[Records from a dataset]
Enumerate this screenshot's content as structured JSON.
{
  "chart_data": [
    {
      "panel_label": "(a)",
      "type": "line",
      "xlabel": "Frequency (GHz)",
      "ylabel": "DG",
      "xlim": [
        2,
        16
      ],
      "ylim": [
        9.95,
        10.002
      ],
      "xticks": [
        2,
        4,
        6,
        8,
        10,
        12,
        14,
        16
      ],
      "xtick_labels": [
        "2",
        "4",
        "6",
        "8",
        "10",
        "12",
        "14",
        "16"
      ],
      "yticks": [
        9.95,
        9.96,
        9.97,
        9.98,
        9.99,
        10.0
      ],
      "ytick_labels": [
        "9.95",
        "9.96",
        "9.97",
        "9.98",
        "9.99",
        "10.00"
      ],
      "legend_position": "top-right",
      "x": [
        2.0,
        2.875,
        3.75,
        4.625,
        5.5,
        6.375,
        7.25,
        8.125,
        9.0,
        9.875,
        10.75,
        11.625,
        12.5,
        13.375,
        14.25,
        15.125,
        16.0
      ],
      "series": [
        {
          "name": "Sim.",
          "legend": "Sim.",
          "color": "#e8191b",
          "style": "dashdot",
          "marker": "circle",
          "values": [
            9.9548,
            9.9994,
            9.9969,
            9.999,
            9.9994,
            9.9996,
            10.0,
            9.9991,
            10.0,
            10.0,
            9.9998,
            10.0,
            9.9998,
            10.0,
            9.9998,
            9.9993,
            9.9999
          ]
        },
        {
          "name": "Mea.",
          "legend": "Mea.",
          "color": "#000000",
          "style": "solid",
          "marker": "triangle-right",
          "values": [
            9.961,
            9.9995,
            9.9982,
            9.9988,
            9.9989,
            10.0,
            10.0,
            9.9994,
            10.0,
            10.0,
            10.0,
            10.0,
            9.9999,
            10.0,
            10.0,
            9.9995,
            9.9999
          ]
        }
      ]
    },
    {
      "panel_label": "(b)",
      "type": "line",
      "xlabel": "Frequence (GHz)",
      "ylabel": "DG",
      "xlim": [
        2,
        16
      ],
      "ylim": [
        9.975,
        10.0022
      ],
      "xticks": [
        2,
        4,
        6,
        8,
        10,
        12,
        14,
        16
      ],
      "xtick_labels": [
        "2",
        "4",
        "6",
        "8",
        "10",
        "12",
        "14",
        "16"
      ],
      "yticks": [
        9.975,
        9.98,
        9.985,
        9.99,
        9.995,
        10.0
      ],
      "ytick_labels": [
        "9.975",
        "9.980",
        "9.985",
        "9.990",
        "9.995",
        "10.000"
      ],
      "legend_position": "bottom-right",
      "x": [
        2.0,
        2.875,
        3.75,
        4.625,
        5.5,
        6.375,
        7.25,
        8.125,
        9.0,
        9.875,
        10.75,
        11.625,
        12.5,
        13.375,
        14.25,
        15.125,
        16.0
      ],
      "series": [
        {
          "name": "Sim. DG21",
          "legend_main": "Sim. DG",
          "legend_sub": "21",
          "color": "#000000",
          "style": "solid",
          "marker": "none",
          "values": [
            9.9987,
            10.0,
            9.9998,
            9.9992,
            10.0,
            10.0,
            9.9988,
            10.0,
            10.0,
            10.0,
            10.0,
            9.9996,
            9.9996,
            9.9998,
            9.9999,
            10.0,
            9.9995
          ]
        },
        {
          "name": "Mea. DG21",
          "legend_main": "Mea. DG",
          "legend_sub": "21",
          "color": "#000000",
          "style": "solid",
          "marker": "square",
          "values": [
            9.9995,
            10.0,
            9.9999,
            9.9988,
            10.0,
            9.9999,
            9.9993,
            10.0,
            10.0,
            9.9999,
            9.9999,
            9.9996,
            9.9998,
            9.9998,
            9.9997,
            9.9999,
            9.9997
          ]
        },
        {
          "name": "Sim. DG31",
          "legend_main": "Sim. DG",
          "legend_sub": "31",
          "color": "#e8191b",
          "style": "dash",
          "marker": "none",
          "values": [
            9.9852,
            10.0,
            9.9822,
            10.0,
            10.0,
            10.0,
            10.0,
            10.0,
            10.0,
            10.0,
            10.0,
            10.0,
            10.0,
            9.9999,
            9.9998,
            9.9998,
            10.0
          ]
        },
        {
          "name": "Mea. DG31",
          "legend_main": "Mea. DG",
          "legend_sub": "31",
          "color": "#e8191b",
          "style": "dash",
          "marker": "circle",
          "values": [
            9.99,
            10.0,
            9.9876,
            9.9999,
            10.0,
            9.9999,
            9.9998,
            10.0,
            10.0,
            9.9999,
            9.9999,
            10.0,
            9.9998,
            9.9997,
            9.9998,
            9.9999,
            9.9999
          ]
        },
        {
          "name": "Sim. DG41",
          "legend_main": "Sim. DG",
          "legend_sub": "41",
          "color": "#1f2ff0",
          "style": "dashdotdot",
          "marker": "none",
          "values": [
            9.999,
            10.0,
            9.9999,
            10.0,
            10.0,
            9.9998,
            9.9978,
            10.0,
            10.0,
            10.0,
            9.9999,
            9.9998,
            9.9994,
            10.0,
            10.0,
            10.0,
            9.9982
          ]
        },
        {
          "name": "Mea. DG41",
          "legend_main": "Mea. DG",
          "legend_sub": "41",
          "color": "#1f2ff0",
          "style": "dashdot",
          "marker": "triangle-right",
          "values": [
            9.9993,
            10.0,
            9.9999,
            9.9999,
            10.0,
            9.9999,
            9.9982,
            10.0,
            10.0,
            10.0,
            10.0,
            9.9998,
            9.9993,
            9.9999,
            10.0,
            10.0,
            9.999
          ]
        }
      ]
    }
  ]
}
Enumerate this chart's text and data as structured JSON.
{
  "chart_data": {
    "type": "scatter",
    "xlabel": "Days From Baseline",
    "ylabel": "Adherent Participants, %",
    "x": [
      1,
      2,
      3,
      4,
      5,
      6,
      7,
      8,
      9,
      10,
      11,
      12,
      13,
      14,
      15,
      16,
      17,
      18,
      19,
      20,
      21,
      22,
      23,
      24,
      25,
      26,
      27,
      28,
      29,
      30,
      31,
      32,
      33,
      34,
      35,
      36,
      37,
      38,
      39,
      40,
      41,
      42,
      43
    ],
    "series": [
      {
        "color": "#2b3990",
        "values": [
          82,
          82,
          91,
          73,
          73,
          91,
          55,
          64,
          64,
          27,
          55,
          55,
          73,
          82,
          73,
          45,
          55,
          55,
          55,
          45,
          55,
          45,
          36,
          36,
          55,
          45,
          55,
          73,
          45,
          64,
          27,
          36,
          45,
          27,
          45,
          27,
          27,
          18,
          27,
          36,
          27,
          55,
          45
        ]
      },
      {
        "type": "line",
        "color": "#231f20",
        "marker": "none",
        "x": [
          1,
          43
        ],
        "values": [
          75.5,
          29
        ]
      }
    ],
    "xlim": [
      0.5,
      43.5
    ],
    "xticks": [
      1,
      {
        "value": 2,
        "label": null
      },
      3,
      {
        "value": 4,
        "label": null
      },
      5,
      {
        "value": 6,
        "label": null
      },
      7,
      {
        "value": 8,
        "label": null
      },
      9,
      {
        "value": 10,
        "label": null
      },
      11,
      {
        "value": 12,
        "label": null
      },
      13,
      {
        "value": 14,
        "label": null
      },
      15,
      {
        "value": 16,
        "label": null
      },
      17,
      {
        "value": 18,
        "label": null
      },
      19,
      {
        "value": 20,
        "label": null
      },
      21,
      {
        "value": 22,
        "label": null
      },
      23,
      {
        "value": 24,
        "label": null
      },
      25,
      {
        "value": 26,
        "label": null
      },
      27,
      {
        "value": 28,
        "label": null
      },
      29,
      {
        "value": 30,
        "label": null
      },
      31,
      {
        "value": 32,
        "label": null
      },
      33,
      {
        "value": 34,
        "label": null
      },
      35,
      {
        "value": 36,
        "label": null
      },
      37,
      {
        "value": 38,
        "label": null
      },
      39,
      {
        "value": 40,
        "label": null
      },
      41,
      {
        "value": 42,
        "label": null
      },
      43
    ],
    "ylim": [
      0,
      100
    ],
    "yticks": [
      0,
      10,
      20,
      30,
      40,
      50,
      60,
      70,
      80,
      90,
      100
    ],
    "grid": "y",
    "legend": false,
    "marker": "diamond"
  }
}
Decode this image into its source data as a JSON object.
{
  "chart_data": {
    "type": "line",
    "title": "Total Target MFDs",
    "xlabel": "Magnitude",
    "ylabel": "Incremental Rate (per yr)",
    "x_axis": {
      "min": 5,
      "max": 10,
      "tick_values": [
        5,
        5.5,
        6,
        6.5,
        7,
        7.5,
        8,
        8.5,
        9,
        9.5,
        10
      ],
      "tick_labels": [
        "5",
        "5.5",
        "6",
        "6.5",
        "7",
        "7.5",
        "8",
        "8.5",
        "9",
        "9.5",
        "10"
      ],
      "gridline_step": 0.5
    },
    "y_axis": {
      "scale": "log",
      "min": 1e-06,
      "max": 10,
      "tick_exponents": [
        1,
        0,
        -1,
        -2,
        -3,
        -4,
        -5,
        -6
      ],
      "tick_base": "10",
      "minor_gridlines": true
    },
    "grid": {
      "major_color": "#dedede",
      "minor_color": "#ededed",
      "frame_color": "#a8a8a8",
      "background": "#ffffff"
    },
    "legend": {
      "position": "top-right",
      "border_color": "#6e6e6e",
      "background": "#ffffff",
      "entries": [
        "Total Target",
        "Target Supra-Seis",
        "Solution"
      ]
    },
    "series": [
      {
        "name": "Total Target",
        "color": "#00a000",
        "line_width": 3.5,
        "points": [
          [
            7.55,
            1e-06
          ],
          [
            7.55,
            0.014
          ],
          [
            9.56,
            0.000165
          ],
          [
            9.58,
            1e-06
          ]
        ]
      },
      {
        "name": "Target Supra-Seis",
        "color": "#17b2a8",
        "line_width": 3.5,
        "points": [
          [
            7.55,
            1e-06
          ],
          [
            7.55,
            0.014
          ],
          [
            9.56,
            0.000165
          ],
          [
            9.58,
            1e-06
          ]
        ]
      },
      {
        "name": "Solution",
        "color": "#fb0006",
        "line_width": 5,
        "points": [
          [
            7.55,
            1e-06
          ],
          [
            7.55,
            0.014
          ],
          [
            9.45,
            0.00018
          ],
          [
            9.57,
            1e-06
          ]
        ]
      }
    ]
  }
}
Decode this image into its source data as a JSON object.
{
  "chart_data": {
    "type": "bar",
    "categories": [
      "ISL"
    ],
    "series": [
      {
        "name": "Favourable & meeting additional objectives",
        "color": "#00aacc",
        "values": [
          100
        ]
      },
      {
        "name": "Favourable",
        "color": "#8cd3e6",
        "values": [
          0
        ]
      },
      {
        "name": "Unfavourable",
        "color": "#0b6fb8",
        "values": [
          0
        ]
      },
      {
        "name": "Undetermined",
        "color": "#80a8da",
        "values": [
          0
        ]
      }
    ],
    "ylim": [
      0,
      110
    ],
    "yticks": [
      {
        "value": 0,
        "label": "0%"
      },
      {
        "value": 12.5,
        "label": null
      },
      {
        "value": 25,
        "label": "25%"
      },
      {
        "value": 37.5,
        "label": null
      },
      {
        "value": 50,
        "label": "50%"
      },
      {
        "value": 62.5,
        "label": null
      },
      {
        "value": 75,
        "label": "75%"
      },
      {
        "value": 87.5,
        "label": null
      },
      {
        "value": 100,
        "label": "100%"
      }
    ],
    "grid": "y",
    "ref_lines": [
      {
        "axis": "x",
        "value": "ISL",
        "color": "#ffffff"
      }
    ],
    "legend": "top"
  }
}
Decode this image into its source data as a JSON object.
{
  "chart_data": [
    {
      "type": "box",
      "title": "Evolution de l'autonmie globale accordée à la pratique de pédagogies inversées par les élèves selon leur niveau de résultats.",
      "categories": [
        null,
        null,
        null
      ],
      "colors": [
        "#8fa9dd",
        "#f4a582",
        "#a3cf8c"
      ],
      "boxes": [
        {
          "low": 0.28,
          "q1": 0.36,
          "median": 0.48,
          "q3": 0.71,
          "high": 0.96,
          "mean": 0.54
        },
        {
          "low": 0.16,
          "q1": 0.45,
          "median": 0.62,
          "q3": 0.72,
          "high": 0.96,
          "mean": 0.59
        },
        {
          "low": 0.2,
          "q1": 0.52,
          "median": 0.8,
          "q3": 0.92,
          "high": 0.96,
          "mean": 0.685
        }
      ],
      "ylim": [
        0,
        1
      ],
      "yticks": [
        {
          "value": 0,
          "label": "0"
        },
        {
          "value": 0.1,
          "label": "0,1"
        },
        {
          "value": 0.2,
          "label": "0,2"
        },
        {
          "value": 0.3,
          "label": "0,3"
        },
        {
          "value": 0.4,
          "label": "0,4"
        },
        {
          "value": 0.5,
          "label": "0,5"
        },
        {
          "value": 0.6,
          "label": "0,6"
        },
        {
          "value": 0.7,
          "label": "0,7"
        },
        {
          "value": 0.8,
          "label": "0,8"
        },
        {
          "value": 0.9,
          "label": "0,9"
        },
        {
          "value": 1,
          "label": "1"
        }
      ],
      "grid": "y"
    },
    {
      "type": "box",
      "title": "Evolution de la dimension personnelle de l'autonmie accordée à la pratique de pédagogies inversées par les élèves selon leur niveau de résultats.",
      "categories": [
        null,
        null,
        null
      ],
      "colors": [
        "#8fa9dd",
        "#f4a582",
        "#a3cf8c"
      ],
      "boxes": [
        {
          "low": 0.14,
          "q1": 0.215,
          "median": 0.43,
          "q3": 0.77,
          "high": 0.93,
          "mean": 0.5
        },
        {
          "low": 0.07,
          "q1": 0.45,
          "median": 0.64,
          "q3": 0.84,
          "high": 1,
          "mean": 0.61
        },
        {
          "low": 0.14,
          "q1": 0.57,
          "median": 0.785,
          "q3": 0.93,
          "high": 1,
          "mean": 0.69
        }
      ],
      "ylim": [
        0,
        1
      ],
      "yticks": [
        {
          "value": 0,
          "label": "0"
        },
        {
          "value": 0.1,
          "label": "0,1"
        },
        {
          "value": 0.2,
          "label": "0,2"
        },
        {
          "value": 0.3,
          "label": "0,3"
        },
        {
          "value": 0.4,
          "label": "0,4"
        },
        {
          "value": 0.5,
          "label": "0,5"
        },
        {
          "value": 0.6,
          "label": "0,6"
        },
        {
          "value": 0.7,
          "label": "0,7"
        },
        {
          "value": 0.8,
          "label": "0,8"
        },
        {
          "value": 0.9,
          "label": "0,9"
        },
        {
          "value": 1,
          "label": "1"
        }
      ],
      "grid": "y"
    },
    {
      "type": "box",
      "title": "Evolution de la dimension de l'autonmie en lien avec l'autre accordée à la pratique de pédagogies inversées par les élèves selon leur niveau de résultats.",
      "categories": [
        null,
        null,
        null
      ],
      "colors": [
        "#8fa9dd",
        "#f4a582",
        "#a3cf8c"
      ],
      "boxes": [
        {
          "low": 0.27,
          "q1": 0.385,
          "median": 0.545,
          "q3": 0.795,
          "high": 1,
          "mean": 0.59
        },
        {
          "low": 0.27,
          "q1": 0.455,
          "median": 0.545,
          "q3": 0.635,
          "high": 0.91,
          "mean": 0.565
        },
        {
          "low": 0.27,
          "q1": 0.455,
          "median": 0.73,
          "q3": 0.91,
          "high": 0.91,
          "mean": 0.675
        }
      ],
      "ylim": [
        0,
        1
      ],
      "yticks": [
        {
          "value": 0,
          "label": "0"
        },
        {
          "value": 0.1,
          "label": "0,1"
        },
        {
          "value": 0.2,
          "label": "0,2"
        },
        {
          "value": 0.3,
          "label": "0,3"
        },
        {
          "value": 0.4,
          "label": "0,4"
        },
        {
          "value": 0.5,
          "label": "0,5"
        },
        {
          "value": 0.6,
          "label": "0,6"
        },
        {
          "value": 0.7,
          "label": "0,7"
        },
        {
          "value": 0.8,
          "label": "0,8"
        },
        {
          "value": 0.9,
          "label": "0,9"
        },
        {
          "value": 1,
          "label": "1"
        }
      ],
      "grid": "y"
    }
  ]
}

▶ _Exercise details_
What is the number of lines in the listing that include the word "ffffff"? Give that number and nothing else.

▶ _Finished answer_
3